> **WHAT TO DO**:
Reproduce each line of every listing below, word for word and in the same order.

Annotated region listings
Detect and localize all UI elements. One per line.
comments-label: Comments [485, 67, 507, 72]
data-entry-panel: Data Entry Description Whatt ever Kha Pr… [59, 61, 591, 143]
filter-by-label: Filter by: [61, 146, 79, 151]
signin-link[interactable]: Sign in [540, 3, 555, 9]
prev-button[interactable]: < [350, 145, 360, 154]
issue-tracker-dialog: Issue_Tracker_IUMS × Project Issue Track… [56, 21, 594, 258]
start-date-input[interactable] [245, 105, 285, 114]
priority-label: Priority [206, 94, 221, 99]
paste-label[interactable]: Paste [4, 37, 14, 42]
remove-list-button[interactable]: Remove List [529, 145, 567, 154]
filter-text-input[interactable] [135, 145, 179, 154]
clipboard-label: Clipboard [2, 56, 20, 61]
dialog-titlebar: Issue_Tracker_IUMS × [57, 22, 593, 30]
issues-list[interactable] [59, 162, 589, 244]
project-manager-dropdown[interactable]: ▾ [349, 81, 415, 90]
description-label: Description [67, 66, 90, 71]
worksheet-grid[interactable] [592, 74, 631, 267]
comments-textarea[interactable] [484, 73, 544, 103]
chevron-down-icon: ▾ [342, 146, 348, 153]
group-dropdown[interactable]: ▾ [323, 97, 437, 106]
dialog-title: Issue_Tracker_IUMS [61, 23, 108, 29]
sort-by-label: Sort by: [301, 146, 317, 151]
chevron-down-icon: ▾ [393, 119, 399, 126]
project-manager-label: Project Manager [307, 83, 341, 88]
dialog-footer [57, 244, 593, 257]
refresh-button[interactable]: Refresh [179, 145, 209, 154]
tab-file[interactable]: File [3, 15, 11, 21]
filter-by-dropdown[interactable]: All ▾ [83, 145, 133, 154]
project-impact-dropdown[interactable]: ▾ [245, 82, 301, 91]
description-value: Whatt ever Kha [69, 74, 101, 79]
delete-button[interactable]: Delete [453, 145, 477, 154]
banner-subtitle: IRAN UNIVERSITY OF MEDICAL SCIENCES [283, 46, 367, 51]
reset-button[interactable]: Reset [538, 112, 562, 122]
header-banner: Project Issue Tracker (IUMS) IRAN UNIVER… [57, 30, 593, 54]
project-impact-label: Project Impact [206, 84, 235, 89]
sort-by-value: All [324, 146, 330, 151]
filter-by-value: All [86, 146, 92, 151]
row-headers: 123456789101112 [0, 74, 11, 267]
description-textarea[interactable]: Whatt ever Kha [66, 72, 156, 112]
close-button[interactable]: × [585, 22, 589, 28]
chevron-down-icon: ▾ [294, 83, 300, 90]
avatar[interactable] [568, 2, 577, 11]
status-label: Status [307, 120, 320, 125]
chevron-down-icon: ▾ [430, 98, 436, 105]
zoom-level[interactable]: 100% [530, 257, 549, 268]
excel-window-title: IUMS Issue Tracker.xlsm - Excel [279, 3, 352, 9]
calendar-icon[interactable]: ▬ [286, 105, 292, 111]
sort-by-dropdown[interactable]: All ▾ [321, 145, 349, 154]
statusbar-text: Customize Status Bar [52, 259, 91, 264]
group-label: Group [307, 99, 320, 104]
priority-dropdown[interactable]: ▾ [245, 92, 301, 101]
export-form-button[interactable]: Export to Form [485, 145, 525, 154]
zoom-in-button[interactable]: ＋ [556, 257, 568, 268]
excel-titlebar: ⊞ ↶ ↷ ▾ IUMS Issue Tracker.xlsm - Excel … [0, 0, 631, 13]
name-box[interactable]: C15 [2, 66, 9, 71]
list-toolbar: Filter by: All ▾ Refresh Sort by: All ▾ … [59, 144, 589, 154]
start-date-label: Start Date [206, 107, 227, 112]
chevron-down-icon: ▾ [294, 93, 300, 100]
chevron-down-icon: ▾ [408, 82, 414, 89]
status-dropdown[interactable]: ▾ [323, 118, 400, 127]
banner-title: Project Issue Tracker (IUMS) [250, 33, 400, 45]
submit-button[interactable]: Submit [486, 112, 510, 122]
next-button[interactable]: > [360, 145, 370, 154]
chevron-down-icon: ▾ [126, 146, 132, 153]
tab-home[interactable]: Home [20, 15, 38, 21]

> **SOLUTION BELOW**:
Detect and localize all UI elements. One per line.
comments-label: Comments [485, 67, 507, 72]
data-entry-panel: Data Entry Description Whatt ever Kha Pr… [59, 61, 591, 143]
filter-by-label: Filter by: [61, 146, 79, 151]
signin-link[interactable]: Sign in [540, 3, 555, 9]
prev-button[interactable]: < [350, 145, 360, 154]
issue-tracker-dialog: Issue_Tracker_IUMS × Project Issue Track… [56, 21, 594, 258]
start-date-input[interactable] [245, 105, 285, 114]
priority-label: Priority [206, 94, 221, 99]
paste-label[interactable]: Paste [4, 37, 14, 42]
remove-list-button[interactable]: Remove List [529, 145, 567, 154]
filter-text-input[interactable] [135, 145, 179, 154]
clipboard-label: Clipboard [2, 56, 20, 61]
dialog-titlebar: Issue_Tracker_IUMS × [57, 22, 593, 30]
issues-list[interactable] [59, 162, 589, 244]
project-manager-dropdown[interactable]: ▾ [349, 81, 415, 90]
description-label: Description [67, 66, 90, 71]
worksheet-grid[interactable] [592, 74, 631, 267]
comments-textarea[interactable] [484, 73, 544, 103]
chevron-down-icon: ▾ [342, 146, 348, 153]
group-dropdown[interactable]: ▾ [323, 97, 437, 106]
dialog-title: Issue_Tracker_IUMS [61, 23, 108, 29]
sort-by-label: Sort by: [301, 146, 317, 151]
chevron-down-icon: ▾ [393, 119, 399, 126]
project-manager-label: Project Manager [307, 83, 341, 88]
dialog-footer [57, 244, 593, 257]
refresh-button[interactable]: Refresh [179, 145, 209, 154]
tab-file[interactable]: File [3, 15, 11, 21]
filter-by-dropdown[interactable]: All ▾ [83, 145, 133, 154]
project-impact-dropdown[interactable]: ▾ [245, 82, 301, 91]
description-value: Whatt ever Kha [69, 74, 101, 79]
delete-button[interactable]: Delete [453, 145, 477, 154]
banner-subtitle: IRAN UNIVERSITY OF MEDICAL SCIENCES [283, 46, 367, 51]
reset-button[interactable]: Reset [538, 112, 562, 122]
header-banner: Project Issue Tracker (IUMS) IRAN UNIVER… [57, 30, 593, 54]
project-impact-label: Project Impact [206, 84, 235, 89]
sort-by-value: All [324, 146, 330, 151]
filter-by-value: All [86, 146, 92, 151]
row-headers: 123456789101112 [0, 74, 11, 267]
description-textarea[interactable]: Whatt ever Kha [66, 72, 156, 112]
close-button[interactable]: × [585, 22, 589, 28]
chevron-down-icon: ▾ [294, 83, 300, 90]
avatar[interactable] [568, 2, 577, 11]
status-label: Status [307, 120, 320, 125]
chevron-down-icon: ▾ [430, 98, 436, 105]
zoom-level[interactable]: 100% [530, 257, 549, 268]
excel-window-title: IUMS Issue Tracker.xlsm - Excel [279, 3, 352, 9]
calendar-icon[interactable]: ▬ [286, 105, 292, 111]
sort-by-dropdown[interactable]: All ▾ [321, 145, 349, 154]
statusbar-text: Customize Status Bar [52, 259, 91, 264]
group-label: Group [307, 99, 320, 104]
priority-dropdown[interactable]: ▾ [245, 92, 301, 101]
export-form-button[interactable]: Export to Form [485, 145, 525, 154]
zoom-in-button[interactable]: ＋ [556, 257, 568, 268]
excel-titlebar: ⊞ ↶ ↷ ▾ IUMS Issue Tracker.xlsm - Excel … [0, 0, 631, 13]
name-box[interactable]: C15 [2, 66, 9, 71]
list-toolbar: Filter by: All ▾ Refresh Sort by: All ▾ … [59, 144, 589, 154]
start-date-label: Start Date [206, 107, 227, 112]
chevron-down-icon: ▾ [294, 93, 300, 100]
chevron-down-icon: ▾ [408, 82, 414, 89]
status-dropdown[interactable]: ▾ [323, 118, 400, 127]
banner-title: Project Issue Tracker (IUMS) [250, 33, 400, 45]
submit-button[interactable]: Submit [486, 112, 510, 122]
next-button[interactable]: > [360, 145, 370, 154]
chevron-down-icon: ▾ [126, 146, 132, 153]
tab-home[interactable]: Home [20, 15, 38, 21]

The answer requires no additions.